» What is required
Read the lines below. Copy out any that hold the string "极的电极反应分别为".
++++++++++
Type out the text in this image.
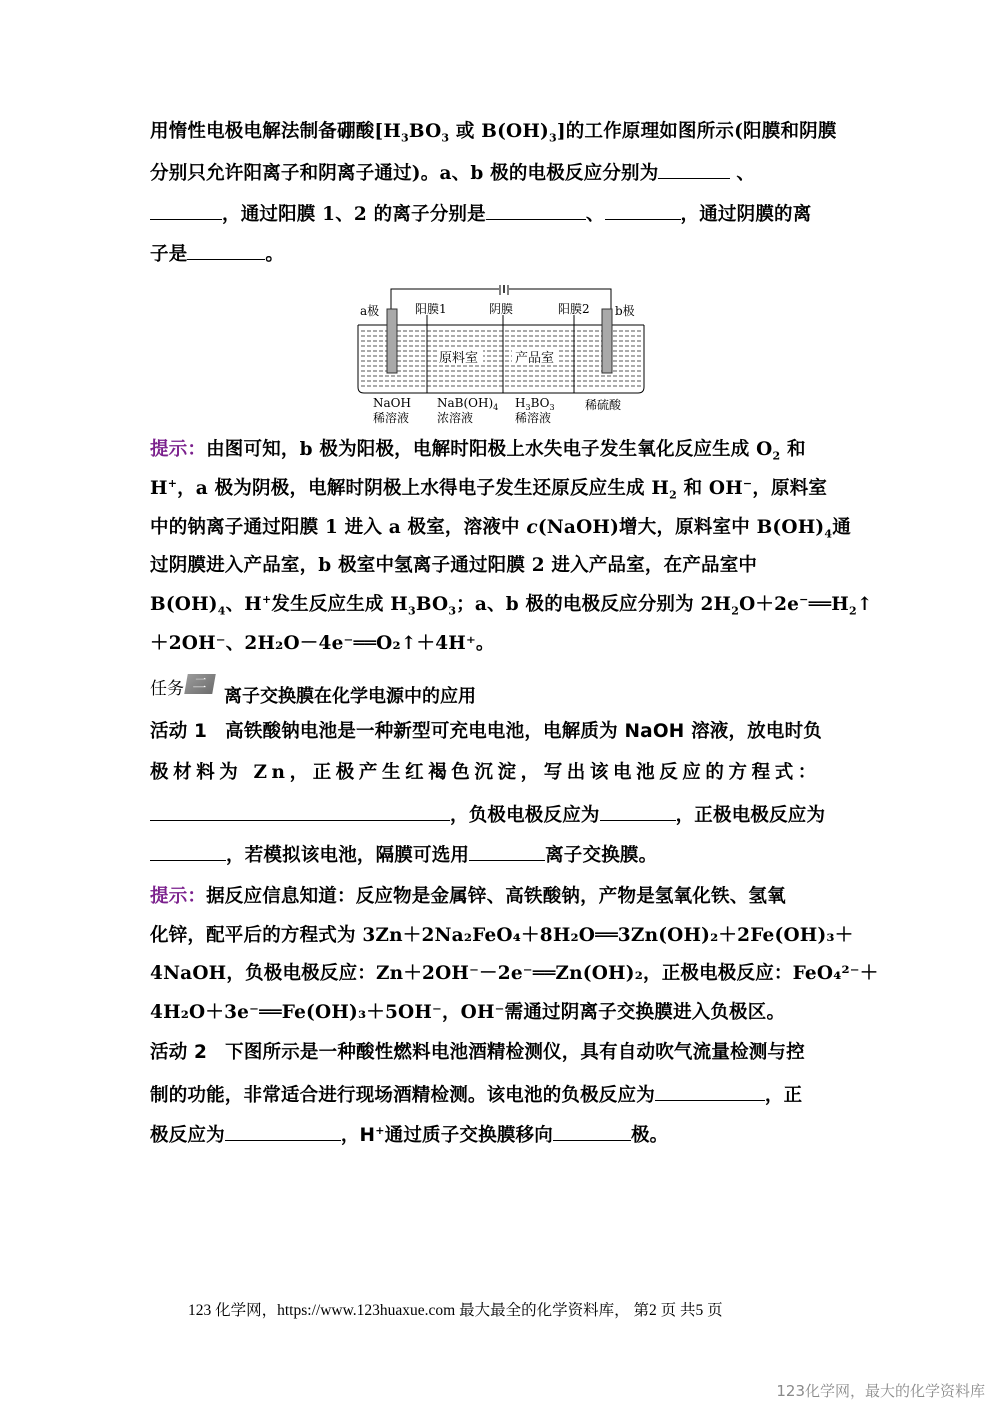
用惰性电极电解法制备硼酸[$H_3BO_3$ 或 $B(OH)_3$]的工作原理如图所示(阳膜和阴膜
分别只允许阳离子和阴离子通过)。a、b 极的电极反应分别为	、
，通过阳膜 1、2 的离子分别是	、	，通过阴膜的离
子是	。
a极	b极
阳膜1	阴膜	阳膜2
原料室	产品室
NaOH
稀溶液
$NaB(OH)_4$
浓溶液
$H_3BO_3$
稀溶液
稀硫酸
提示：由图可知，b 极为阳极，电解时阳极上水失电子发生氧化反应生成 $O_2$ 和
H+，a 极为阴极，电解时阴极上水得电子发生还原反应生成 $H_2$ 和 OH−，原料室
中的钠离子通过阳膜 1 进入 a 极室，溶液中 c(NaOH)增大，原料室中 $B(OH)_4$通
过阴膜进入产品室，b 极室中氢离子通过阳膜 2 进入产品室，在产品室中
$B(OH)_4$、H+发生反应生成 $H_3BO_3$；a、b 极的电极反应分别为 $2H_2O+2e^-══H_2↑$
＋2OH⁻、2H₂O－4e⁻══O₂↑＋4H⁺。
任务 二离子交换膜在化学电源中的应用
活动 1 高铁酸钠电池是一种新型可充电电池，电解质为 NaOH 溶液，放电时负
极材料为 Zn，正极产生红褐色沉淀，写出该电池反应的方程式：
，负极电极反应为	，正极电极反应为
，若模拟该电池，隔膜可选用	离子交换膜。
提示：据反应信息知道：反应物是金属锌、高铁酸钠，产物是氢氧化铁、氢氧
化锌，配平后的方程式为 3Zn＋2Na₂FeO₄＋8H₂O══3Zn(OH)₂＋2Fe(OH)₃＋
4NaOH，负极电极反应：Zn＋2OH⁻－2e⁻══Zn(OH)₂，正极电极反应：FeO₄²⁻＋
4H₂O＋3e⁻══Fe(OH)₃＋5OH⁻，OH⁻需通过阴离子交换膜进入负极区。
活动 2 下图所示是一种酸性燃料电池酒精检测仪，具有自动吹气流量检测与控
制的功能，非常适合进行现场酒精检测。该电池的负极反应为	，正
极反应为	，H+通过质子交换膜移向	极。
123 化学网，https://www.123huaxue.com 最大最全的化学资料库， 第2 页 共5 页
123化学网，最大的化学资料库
++++++++++
» Result for this exercise
分别只允许阳离子和阴离子通过)。a、b 极的电极反应分别为	、
$B(OH)_4$、H+发生反应生成 $H_3BO_3$；a、b 极的电极反应分别为 $2H_2O+2e^-══H_2↑$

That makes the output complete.